**TASK DIRECTIONS:** Do any lines in the data below contain "funkció"? If so, copy every one of them.

Data entries
START
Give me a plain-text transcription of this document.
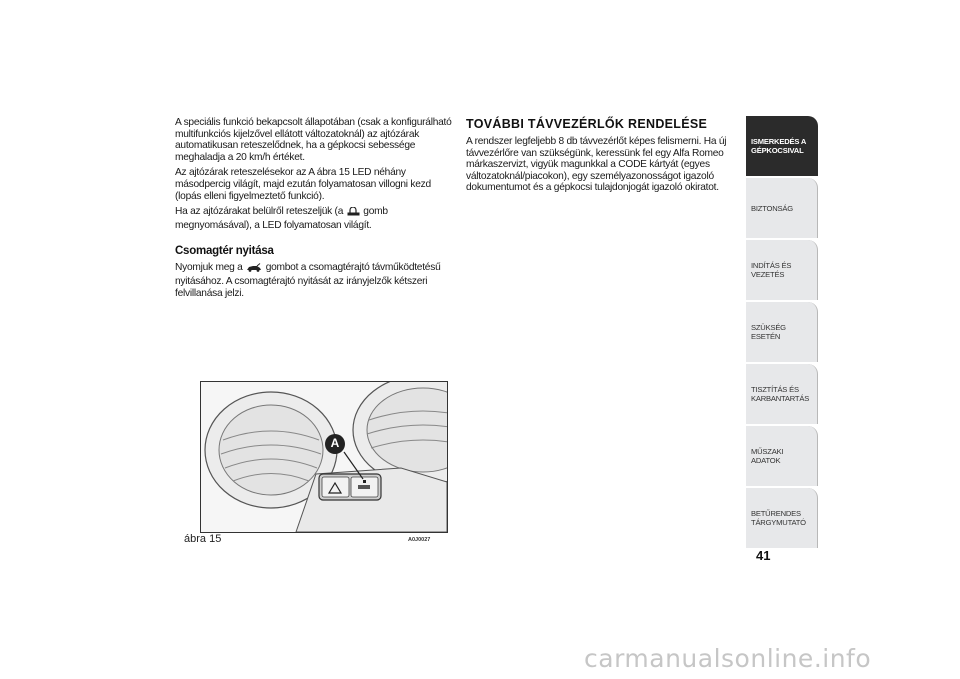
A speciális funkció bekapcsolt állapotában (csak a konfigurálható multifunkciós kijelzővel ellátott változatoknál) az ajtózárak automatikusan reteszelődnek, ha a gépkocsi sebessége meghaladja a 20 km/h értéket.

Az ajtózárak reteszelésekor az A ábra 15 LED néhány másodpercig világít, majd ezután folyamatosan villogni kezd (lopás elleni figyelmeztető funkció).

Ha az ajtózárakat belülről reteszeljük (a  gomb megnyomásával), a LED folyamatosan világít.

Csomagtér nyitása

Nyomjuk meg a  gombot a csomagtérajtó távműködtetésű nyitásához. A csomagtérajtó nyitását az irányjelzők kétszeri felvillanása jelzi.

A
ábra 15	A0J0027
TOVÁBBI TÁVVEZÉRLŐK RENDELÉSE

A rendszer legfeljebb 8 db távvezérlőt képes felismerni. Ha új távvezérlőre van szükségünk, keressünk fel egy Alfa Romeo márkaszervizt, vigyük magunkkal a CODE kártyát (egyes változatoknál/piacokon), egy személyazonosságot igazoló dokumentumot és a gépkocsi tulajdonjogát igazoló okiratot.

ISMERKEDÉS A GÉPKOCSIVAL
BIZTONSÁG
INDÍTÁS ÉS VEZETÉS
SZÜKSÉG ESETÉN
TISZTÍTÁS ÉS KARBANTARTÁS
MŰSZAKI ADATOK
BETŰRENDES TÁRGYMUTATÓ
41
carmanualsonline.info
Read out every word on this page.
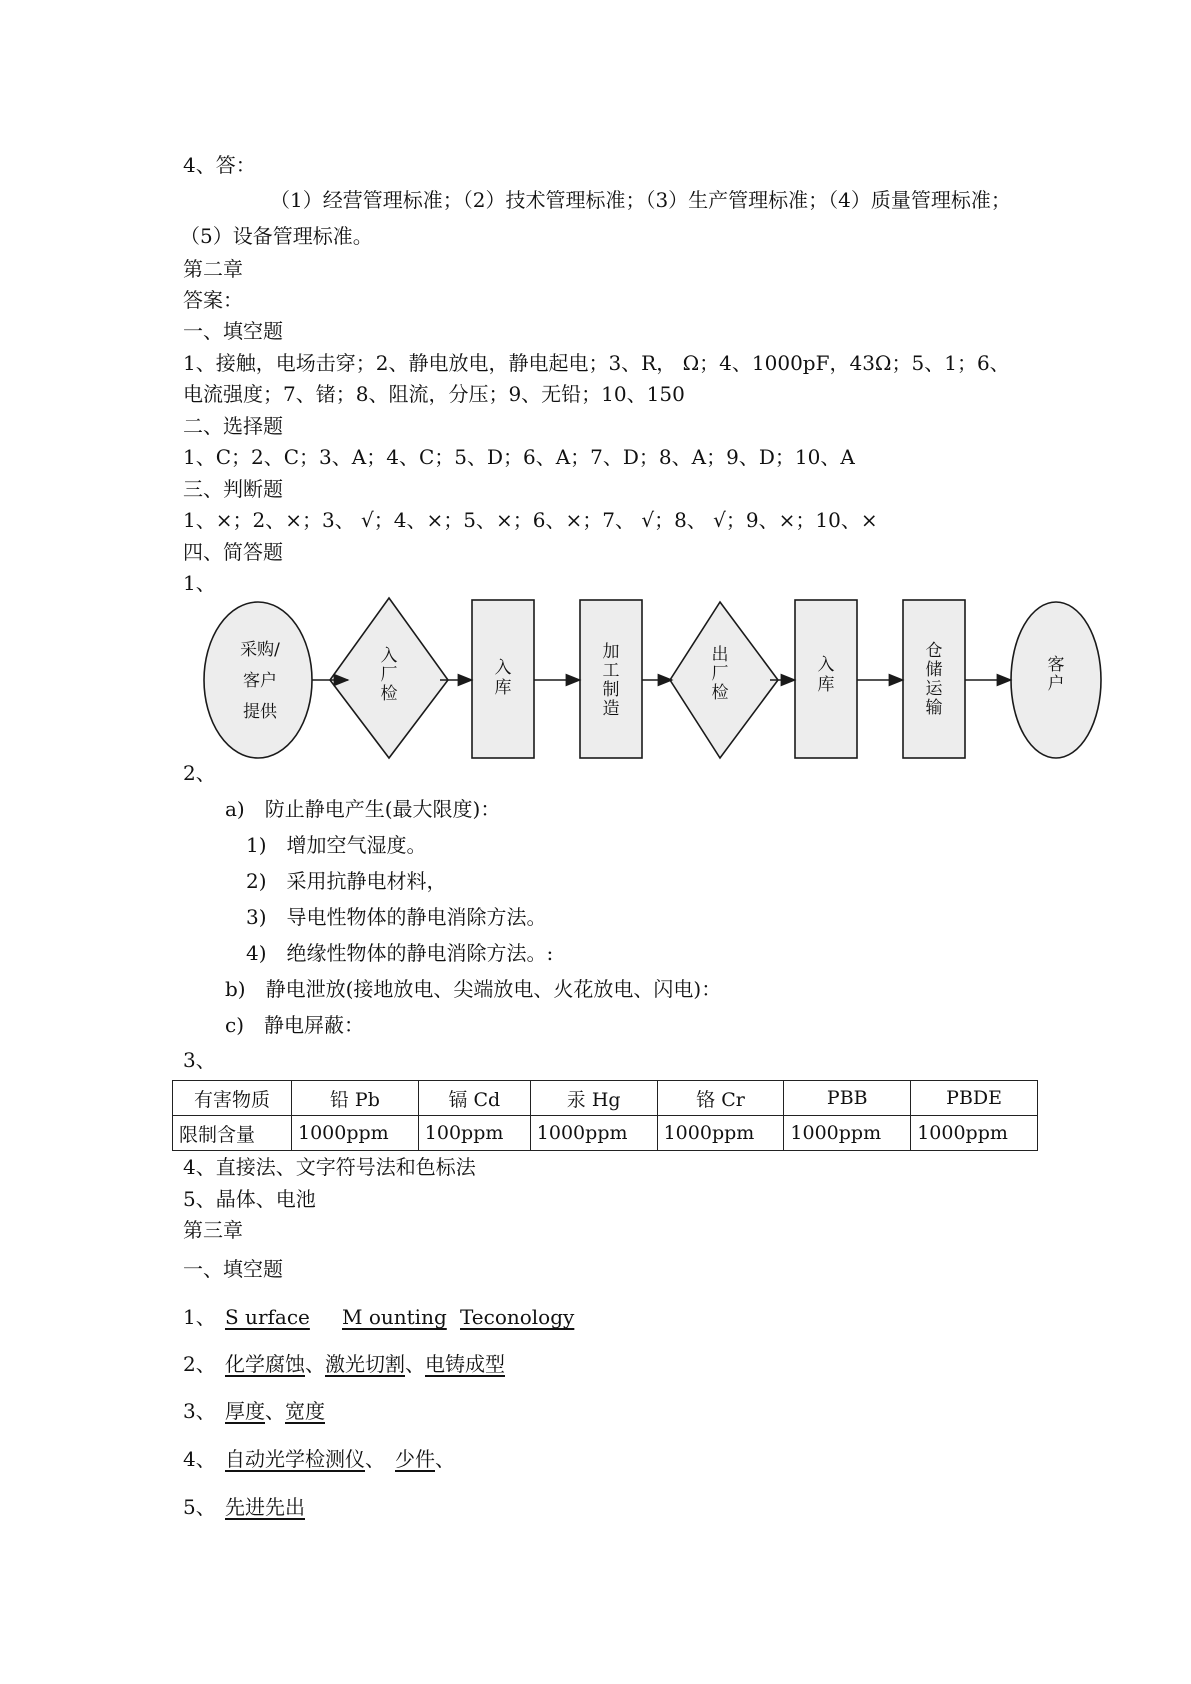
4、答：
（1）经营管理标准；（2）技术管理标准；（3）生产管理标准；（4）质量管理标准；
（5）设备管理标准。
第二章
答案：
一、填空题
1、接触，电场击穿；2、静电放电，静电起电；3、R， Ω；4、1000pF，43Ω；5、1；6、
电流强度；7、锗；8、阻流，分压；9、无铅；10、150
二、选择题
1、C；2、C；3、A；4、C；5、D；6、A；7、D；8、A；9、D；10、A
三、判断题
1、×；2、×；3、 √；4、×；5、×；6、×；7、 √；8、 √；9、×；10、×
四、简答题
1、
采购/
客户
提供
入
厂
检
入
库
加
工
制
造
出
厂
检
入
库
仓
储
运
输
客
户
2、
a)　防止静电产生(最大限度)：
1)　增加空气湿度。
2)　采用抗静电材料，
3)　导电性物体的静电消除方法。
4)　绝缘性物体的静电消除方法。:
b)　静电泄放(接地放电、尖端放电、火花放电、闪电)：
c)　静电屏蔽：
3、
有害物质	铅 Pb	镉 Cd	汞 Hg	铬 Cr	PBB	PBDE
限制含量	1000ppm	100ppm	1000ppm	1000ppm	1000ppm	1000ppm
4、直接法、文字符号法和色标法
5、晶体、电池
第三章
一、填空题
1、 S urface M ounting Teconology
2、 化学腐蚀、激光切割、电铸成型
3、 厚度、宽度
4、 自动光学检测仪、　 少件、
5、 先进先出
END
**TASK RESULT:**
A speciális funkció bekapcsolt állapotában (csak a konfigurálható multifunkciós kijelzővel ellátott változatoknál) az ajtózárak automatikusan reteszelődnek, ha a gépkocsi sebessége meghaladja a 20 km/h értéket.
Az ajtózárak reteszelésekor az A ábra 15 LED néhány másodpercig világít, majd ezután folyamatosan villogni kezd (lopás elleni figyelmeztető funkció).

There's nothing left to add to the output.